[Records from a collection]

═══

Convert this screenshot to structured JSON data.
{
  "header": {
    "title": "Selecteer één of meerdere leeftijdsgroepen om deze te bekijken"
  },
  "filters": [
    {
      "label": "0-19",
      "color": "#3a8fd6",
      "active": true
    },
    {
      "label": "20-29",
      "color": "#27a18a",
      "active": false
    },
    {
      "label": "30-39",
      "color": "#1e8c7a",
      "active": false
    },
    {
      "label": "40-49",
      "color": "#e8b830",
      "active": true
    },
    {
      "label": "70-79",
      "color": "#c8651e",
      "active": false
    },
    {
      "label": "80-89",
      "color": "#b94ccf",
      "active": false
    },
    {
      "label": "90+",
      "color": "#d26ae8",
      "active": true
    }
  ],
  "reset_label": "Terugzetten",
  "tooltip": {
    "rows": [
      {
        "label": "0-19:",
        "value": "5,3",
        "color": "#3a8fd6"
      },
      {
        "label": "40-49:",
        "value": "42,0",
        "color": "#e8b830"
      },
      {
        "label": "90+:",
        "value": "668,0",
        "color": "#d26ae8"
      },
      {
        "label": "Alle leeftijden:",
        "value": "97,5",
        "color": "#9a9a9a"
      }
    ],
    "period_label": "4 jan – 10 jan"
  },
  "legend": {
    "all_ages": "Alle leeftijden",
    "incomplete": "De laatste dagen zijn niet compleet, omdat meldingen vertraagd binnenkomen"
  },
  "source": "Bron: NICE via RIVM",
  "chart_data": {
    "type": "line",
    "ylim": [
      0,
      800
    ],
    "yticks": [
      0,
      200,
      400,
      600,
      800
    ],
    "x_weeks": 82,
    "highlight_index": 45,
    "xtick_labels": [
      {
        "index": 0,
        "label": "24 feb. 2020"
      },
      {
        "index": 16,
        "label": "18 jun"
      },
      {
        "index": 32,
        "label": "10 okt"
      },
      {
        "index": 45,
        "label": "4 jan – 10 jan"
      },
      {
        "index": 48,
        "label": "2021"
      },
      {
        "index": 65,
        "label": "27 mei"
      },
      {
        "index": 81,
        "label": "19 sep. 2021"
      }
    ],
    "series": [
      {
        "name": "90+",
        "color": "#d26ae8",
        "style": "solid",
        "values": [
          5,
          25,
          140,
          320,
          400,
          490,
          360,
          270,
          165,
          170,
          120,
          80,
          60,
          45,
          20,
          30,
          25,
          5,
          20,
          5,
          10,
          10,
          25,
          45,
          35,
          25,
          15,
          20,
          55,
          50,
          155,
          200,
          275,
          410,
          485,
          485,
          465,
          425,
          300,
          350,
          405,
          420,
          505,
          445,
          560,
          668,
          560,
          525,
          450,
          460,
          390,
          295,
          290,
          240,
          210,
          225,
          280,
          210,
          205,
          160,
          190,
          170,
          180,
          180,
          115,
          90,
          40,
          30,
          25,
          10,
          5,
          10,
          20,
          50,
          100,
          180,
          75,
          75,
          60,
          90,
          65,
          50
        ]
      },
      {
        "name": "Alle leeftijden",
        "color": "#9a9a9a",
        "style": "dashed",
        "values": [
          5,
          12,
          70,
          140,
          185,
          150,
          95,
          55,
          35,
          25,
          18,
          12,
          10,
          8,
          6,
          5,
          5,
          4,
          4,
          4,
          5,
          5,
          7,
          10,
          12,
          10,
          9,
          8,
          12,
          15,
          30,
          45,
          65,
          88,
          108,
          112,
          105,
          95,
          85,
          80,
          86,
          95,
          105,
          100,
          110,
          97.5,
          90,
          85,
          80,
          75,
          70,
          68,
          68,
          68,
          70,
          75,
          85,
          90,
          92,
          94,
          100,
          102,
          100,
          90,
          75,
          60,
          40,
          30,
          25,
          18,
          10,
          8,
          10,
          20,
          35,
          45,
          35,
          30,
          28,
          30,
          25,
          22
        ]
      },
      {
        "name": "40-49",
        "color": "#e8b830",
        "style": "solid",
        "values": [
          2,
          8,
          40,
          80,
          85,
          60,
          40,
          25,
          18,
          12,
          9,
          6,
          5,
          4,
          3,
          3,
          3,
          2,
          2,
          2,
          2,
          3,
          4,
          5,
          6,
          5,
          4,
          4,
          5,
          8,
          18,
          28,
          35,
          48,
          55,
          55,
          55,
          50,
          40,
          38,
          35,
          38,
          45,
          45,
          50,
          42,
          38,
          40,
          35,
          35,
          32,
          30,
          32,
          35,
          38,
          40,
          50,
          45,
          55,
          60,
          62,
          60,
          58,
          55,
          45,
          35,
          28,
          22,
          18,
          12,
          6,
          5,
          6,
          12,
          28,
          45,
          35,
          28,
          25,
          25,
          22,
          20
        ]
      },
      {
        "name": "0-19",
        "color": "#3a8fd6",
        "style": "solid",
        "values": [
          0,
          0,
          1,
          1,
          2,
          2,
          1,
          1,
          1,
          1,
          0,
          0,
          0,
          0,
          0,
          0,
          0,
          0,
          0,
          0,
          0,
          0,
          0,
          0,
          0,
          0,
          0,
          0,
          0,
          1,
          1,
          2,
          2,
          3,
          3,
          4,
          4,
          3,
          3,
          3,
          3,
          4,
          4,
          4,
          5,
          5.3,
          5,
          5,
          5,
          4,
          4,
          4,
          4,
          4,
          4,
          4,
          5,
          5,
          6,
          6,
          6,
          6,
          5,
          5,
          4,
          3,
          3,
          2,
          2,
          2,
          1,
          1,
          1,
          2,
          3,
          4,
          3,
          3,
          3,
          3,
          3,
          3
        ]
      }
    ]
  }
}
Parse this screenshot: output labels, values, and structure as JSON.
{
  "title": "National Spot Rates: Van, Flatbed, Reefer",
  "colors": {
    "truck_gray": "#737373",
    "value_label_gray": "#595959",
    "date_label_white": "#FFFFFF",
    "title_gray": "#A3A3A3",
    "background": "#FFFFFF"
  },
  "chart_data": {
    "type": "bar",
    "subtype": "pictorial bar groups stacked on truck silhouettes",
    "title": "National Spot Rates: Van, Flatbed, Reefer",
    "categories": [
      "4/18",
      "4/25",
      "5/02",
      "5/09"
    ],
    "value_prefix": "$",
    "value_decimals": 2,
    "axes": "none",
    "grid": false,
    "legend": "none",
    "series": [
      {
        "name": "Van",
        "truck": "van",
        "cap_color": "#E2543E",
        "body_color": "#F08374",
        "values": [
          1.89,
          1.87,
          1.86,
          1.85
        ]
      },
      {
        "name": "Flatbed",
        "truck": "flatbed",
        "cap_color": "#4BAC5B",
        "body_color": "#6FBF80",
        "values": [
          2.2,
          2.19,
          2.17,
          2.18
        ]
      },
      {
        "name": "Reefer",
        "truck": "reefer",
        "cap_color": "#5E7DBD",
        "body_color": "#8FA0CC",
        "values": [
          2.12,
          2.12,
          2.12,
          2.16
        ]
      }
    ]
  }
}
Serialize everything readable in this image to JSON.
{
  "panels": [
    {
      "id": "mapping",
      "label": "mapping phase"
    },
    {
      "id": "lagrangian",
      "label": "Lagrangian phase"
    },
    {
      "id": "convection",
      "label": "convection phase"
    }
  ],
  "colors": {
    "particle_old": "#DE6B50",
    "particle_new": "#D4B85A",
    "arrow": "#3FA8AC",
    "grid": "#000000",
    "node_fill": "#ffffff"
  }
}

═══

**GIVEN INSTRUCTION**
Quote all of the entries exactly as they appear.

**OUTPUT BELOW**
Convert this screenshot to structured JSON data.
{
  "header": {
    "title": "Selecteer één of meerdere leeftijdsgroepen om deze te bekijken"
  },
  "filters": [
    {
      "label": "0-19",
      "color": "#3a8fd6",
      "active": true
    },
    {
      "label": "20-29",
      "color": "#27a18a",
      "active": false
    },
    {
      "label": "30-39",
      "color": "#1e8c7a",
      "active": false
    },
    {
      "label": "40-49",
      "color": "#e8b830",
      "active": true
    },
    {
      "label": "70-79",
      "color": "#c8651e",
      "active": false
    },
    {
      "label": "80-89",
      "color": "#b94ccf",
      "active": false
    },
    {
      "label": "90+",
      "color": "#d26ae8",
      "active": true
    }
  ],
  "reset_label": "Terugzetten",
  "tooltip": {
    "rows": [
      {
        "label": "0-19:",
        "value": "5,3",
        "color": "#3a8fd6"
      },
      {
        "label": "40-49:",
        "value": "42,0",
        "color": "#e8b830"
      },
      {
        "label": "90+:",
        "value": "668,0",
        "color": "#d26ae8"
      },
      {
        "label": "Alle leeftijden:",
        "value": "97,5",
        "color": "#9a9a9a"
      }
    ],
    "period_label": "4 jan – 10 jan"
  },
  "legend": {
    "all_ages": "Alle leeftijden",
    "incomplete": "De laatste dagen zijn niet compleet, omdat meldingen vertraagd binnenkomen"
  },
  "source": "Bron: NICE via RIVM",
  "chart_data": {
    "type": "line",
    "ylim": [
      0,
      800
    ],
    "yticks": [
      0,
      200,
      400,
      600,
      800
    ],
    "x_weeks": 82,
    "highlight_index": 45,
    "xtick_labels": [
      {
        "index": 0,
        "label": "24 feb. 2020"
      },
      {
        "index": 16,
        "label": "18 jun"
      },
      {
        "index": 32,
        "label": "10 okt"
      },
      {
        "index": 45,
        "label": "4 jan – 10 jan"
      },
      {
        "index": 48,
        "label": "2021"
      },
      {
        "index": 65,
        "label": "27 mei"
      },
      {
        "index": 81,
        "label": "19 sep. 2021"
      }
    ],
    "series": [
      {
        "name": "90+",
        "color": "#d26ae8",
        "style": "solid",
        "values": [
          5,
          25,
          140,
          320,
          400,
          490,
          360,
          270,
          165,
          170,
          120,
          80,
          60,
          45,
          20,
          30,
          25,
          5,
          20,
          5,
          10,
          10,
          25,
          45,
          35,
          25,
          15,
          20,
          55,
          50,
          155,
          200,
          275,
          410,
          485,
          485,
          465,
          425,
          300,
          350,
          405,
          420,
          505,
          445,
          560,
          668,
          560,
          525,
          450,
          460,
          390,
          295,
          290,
          240,
          210,
          225,
          280,
          210,
          205,
          160,
          190,
          170,
          180,
          180,
          115,
          90,
          40,
          30,
          25,
          10,
          5,
          10,
          20,
          50,
          100,
          180,
          75,
          75,
          60,
          90,
          65,
          50
        ]
      },
      {
        "name": "Alle leeftijden",
        "color": "#9a9a9a",
        "style": "dashed",
        "values": [
          5,
          12,
          70,
          140,
          185,
          150,
          95,
          55,
          35,
          25,
          18,
          12,
          10,
          8,
          6,
          5,
          5,
          4,
          4,
          4,
          5,
          5,
          7,
          10,
          12,
          10,
          9,
          8,
          12,
          15,
          30,
          45,
          65,
          88,
          108,
          112,
          105,
          95,
          85,
          80,
          86,
          95,
          105,
          100,
          110,
          97.5,
          90,
          85,
          80,
          75,
          70,
          68,
          68,
          68,
          70,
          75,
          85,
          90,
          92,
          94,
          100,
          102,
          100,
          90,
          75,
          60,
          40,
          30,
          25,
          18,
          10,
          8,
          10,
          20,
          35,
          45,
          35,
          30,
          28,
          30,
          25,
          22
        ]
      },
      {
        "name": "40-49",
        "color": "#e8b830",
        "style": "solid",
        "values": [
          2,
          8,
          40,
          80,
          85,
          60,
          40,
          25,
          18,
          12,
          9,
          6,
          5,
          4,
          3,
          3,
          3,
          2,
          2,
          2,
          2,
          3,
          4,
          5,
          6,
          5,
          4,
          4,
          5,
          8,
          18,
          28,
          35,
          48,
          55,
          55,
          55,
          50,
          40,
          38,
          35,
          38,
          45,
          45,
          50,
          42,
          38,
          40,
          35,
          35,
          32,
          30,
          32,
          35,
          38,
          40,
          50,
          45,
          55,
          60,
          62,
          60,
          58,
          55,
          45,
          35,
          28,
          22,
          18,
          12,
          6,
          5,
          6,
          12,
          28,
          45,
          35,
          28,
          25,
          25,
          22,
          20
        ]
      },
      {
        "name": "0-19",
        "color": "#3a8fd6",
        "style": "solid",
        "values": [
          0,
          0,
          1,
          1,
          2,
          2,
          1,
          1,
          1,
          1,
          0,
          0,
          0,
          0,
          0,
          0,
          0,
          0,
          0,
          0,
          0,
          0,
          0,
          0,
          0,
          0,
          0,
          0,
          0,
          1,
          1,
          2,
          2,
          3,
          3,
          4,
          4,
          3,
          3,
          3,
          3,
          4,
          4,
          4,
          5,
          5.3,
          5,
          5,
          5,
          4,
          4,
          4,
          4,
          4,
          4,
          4,
          5,
          5,
          6,
          6,
          6,
          6,
          5,
          5,
          4,
          3,
          3,
          2,
          2,
          2,
          1,
          1,
          1,
          2,
          3,
          4,
          3,
          3,
          3,
          3,
          3,
          3
        ]
      }
    ]
  }
}
Parse this screenshot: output labels, values, and structure as JSON.
{
  "title": "National Spot Rates: Van, Flatbed, Reefer",
  "colors": {
    "truck_gray": "#737373",
    "value_label_gray": "#595959",
    "date_label_white": "#FFFFFF",
    "title_gray": "#A3A3A3",
    "background": "#FFFFFF"
  },
  "chart_data": {
    "type": "bar",
    "subtype": "pictorial bar groups stacked on truck silhouettes",
    "title": "National Spot Rates: Van, Flatbed, Reefer",
    "categories": [
      "4/18",
      "4/25",
      "5/02",
      "5/09"
    ],
    "value_prefix": "$",
    "value_decimals": 2,
    "axes": "none",
    "grid": false,
    "legend": "none",
    "series": [
      {
        "name": "Van",
        "truck": "van",
        "cap_color": "#E2543E",
        "body_color": "#F08374",
        "values": [
          1.89,
          1.87,
          1.86,
          1.85
        ]
      },
      {
        "name": "Flatbed",
        "truck": "flatbed",
        "cap_color": "#4BAC5B",
        "body_color": "#6FBF80",
        "values": [
          2.2,
          2.19,
          2.17,
          2.18
        ]
      },
      {
        "name": "Reefer",
        "truck": "reefer",
        "cap_color": "#5E7DBD",
        "body_color": "#8FA0CC",
        "values": [
          2.12,
          2.12,
          2.12,
          2.16
        ]
      }
    ]
  }
}
Serialize everything readable in this image to JSON.
{
  "panels": [
    {
      "id": "mapping",
      "label": "mapping phase"
    },
    {
      "id": "lagrangian",
      "label": "Lagrangian phase"
    },
    {
      "id": "convection",
      "label": "convection phase"
    }
  ],
  "colors": {
    "particle_old": "#DE6B50",
    "particle_new": "#D4B85A",
    "arrow": "#3FA8AC",
    "grid": "#000000",
    "node_fill": "#ffffff"
  }
}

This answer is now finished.